▸ **THE REQUEST**:
Return all of the entries exactly, with nothing added or left out.
══════════════════════════════
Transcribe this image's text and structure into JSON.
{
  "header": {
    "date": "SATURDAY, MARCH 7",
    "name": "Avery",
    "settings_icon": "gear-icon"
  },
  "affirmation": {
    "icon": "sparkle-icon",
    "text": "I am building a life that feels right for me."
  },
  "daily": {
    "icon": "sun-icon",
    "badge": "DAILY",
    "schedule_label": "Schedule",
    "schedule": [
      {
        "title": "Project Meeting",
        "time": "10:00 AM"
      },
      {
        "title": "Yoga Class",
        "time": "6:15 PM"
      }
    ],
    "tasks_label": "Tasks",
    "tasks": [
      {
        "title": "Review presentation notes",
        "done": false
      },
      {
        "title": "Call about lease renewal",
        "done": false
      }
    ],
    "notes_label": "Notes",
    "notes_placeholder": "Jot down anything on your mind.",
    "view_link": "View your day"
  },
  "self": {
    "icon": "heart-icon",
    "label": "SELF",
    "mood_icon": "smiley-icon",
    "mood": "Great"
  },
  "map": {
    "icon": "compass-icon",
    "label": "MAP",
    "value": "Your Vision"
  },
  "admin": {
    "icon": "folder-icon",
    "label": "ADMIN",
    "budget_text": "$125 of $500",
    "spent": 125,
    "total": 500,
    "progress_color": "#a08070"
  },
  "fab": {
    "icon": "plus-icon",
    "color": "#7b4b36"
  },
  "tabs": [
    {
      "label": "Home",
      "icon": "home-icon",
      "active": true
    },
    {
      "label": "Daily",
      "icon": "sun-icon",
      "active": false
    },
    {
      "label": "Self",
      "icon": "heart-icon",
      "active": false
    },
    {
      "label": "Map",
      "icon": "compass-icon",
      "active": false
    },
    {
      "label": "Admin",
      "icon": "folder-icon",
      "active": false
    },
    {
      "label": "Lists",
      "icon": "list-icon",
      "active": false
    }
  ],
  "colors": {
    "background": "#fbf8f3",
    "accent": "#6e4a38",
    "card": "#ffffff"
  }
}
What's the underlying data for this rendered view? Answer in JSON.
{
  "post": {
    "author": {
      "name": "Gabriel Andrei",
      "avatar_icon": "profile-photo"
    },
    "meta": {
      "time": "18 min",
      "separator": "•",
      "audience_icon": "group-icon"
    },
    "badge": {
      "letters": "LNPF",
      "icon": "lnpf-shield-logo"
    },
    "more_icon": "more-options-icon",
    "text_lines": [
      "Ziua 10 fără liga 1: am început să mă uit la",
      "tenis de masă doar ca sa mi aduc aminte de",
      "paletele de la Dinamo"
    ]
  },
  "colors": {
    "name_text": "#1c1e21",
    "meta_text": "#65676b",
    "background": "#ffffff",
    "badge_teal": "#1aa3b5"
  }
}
══════════════════════════════
▸ **SOLVED PROBLEM**:
Transcribe this image's text and structure into JSON.
{
  "header": {
    "date": "SATURDAY, MARCH 7",
    "name": "Avery",
    "settings_icon": "gear-icon"
  },
  "affirmation": {
    "icon": "sparkle-icon",
    "text": "I am building a life that feels right for me."
  },
  "daily": {
    "icon": "sun-icon",
    "badge": "DAILY",
    "schedule_label": "Schedule",
    "schedule": [
      {
        "title": "Project Meeting",
        "time": "10:00 AM"
      },
      {
        "title": "Yoga Class",
        "time": "6:15 PM"
      }
    ],
    "tasks_label": "Tasks",
    "tasks": [
      {
        "title": "Review presentation notes",
        "done": false
      },
      {
        "title": "Call about lease renewal",
        "done": false
      }
    ],
    "notes_label": "Notes",
    "notes_placeholder": "Jot down anything on your mind.",
    "view_link": "View your day"
  },
  "self": {
    "icon": "heart-icon",
    "label": "SELF",
    "mood_icon": "smiley-icon",
    "mood": "Great"
  },
  "map": {
    "icon": "compass-icon",
    "label": "MAP",
    "value": "Your Vision"
  },
  "admin": {
    "icon": "folder-icon",
    "label": "ADMIN",
    "budget_text": "$125 of $500",
    "spent": 125,
    "total": 500,
    "progress_color": "#a08070"
  },
  "fab": {
    "icon": "plus-icon",
    "color": "#7b4b36"
  },
  "tabs": [
    {
      "label": "Home",
      "icon": "home-icon",
      "active": true
    },
    {
      "label": "Daily",
      "icon": "sun-icon",
      "active": false
    },
    {
      "label": "Self",
      "icon": "heart-icon",
      "active": false
    },
    {
      "label": "Map",
      "icon": "compass-icon",
      "active": false
    },
    {
      "label": "Admin",
      "icon": "folder-icon",
      "active": false
    },
    {
      "label": "Lists",
      "icon": "list-icon",
      "active": false
    }
  ],
  "colors": {
    "background": "#fbf8f3",
    "accent": "#6e4a38",
    "card": "#ffffff"
  }
}
What's the underlying data for this rendered view? Answer in JSON.
{
  "post": {
    "author": {
      "name": "Gabriel Andrei",
      "avatar_icon": "profile-photo"
    },
    "meta": {
      "time": "18 min",
      "separator": "•",
      "audience_icon": "group-icon"
    },
    "badge": {
      "letters": "LNPF",
      "icon": "lnpf-shield-logo"
    },
    "more_icon": "more-options-icon",
    "text_lines": [
      "Ziua 10 fără liga 1: am început să mă uit la",
      "tenis de masă doar ca sa mi aduc aminte de",
      "paletele de la Dinamo"
    ]
  },
  "colors": {
    "name_text": "#1c1e21",
    "meta_text": "#65676b",
    "background": "#ffffff",
    "badge_teal": "#1aa3b5"
  }
}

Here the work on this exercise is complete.